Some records

====

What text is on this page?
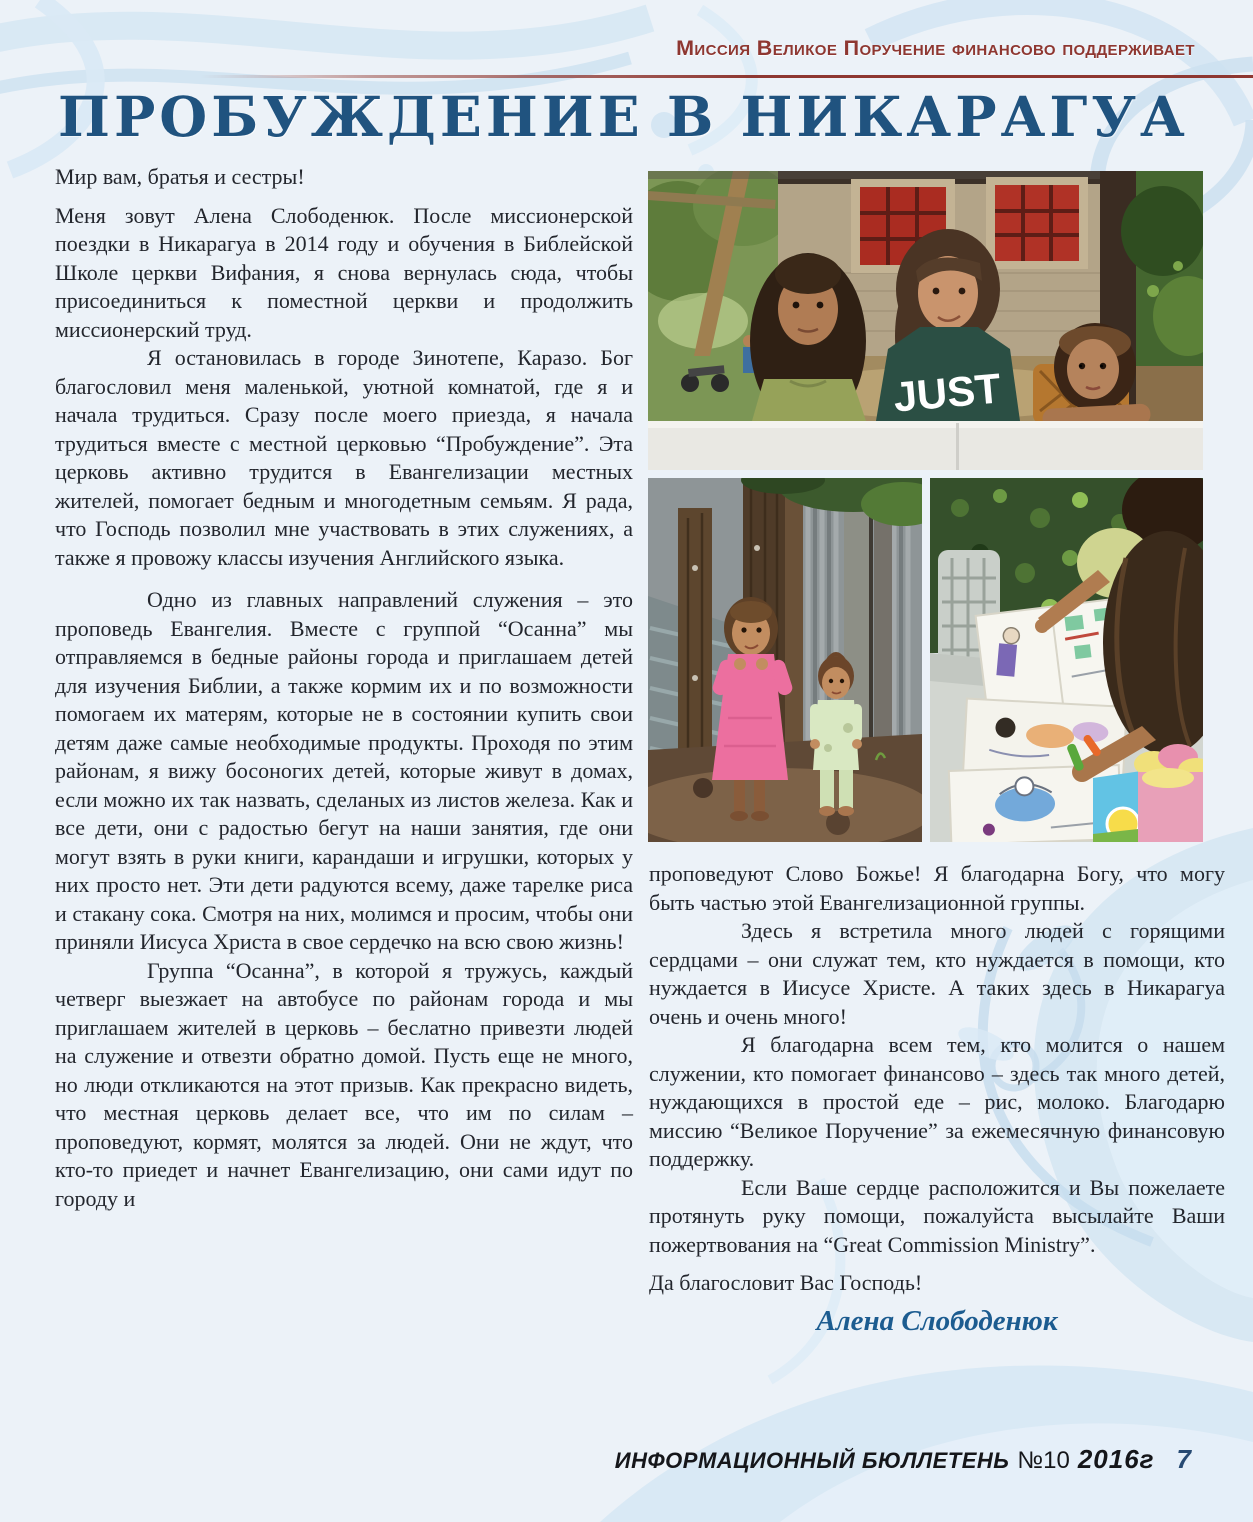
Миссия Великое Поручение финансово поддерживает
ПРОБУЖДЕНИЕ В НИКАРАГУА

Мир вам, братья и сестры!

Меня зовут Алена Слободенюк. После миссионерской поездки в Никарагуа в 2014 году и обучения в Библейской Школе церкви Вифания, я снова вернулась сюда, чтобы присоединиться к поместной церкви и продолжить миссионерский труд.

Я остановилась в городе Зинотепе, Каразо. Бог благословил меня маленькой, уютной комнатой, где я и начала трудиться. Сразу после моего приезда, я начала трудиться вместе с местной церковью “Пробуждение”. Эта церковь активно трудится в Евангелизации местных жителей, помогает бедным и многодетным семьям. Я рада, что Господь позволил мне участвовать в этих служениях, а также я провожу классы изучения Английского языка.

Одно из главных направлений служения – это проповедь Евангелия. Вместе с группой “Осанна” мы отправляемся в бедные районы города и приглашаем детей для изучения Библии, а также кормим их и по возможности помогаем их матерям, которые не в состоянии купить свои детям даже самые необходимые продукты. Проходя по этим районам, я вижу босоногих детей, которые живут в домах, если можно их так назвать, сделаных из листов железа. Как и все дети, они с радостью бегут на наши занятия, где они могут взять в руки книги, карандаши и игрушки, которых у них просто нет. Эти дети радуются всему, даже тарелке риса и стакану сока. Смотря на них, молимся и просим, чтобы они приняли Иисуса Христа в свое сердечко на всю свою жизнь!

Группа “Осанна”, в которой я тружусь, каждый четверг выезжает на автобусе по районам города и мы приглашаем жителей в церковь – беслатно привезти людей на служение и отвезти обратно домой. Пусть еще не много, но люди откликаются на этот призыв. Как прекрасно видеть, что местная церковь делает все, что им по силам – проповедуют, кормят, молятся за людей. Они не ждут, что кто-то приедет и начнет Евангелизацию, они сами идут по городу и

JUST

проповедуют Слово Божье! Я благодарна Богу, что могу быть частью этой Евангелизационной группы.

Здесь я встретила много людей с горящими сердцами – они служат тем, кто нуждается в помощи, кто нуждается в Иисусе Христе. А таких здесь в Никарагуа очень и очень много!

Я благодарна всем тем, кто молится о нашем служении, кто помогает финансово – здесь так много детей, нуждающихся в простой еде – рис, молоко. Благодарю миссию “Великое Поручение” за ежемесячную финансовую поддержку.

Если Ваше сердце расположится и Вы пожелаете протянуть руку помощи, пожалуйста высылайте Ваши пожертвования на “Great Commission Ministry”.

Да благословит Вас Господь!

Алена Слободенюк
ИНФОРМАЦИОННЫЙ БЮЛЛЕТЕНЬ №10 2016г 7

====

(YOUR TASK) Without including any pictures, output all the entries above exactly.

(TASK RESULT)
What text is on this page?
Миссия Великое Поручение финансово поддерживает
ПРОБУЖДЕНИЕ В НИКАРАГУА

Мир вам, братья и сестры!

Меня зовут Алена Слободенюк. После миссионерской поездки в Никарагуа в 2014 году и обучения в Библейской Школе церкви Вифания, я снова вернулась сюда, чтобы присоединиться к поместной церкви и продолжить миссионерский труд.

Я остановилась в городе Зинотепе, Каразо. Бог благословил меня маленькой, уютной комнатой, где я и начала трудиться. Сразу после моего приезда, я начала трудиться вместе с местной церковью “Пробуждение”. Эта церковь активно трудится в Евангелизации местных жителей, помогает бедным и многодетным семьям. Я рада, что Господь позволил мне участвовать в этих служениях, а также я провожу классы изучения Английского языка.

Одно из главных направлений служения – это проповедь Евангелия. Вместе с группой “Осанна” мы отправляемся в бедные районы города и приглашаем детей для изучения Библии, а также кормим их и по возможности помогаем их матерям, которые не в состоянии купить свои детям даже самые необходимые продукты. Проходя по этим районам, я вижу босоногих детей, которые живут в домах, если можно их так назвать, сделаных из листов железа. Как и все дети, они с радостью бегут на наши занятия, где они могут взять в руки книги, карандаши и игрушки, которых у них просто нет. Эти дети радуются всему, даже тарелке риса и стакану сока. Смотря на них, молимся и просим, чтобы они приняли Иисуса Христа в свое сердечко на всю свою жизнь!

Группа “Осанна”, в которой я тружусь, каждый четверг выезжает на автобусе по районам города и мы приглашаем жителей в церковь – беслатно привезти людей на служение и отвезти обратно домой. Пусть еще не много, но люди откликаются на этот призыв. Как прекрасно видеть, что местная церковь делает все, что им по силам – проповедуют, кормят, молятся за людей. Они не ждут, что кто-то приедет и начнет Евангелизацию, они сами идут по городу и

JUST

проповедуют Слово Божье! Я благодарна Богу, что могу быть частью этой Евангелизационной группы.

Здесь я встретила много людей с горящими сердцами – они служат тем, кто нуждается в помощи, кто нуждается в Иисусе Христе. А таких здесь в Никарагуа очень и очень много!

Я благодарна всем тем, кто молится о нашем служении, кто помогает финансово – здесь так много детей, нуждающихся в простой еде – рис, молоко. Благодарю миссию “Великое Поручение” за ежемесячную финансовую поддержку.

Если Ваше сердце расположится и Вы пожелаете протянуть руку помощи, пожалуйста высылайте Ваши пожертвования на “Great Commission Ministry”.

Да благословит Вас Господь!

Алена Слободенюк
ИНФОРМАЦИОННЫЙ БЮЛЛЕТЕНЬ №10 2016г 7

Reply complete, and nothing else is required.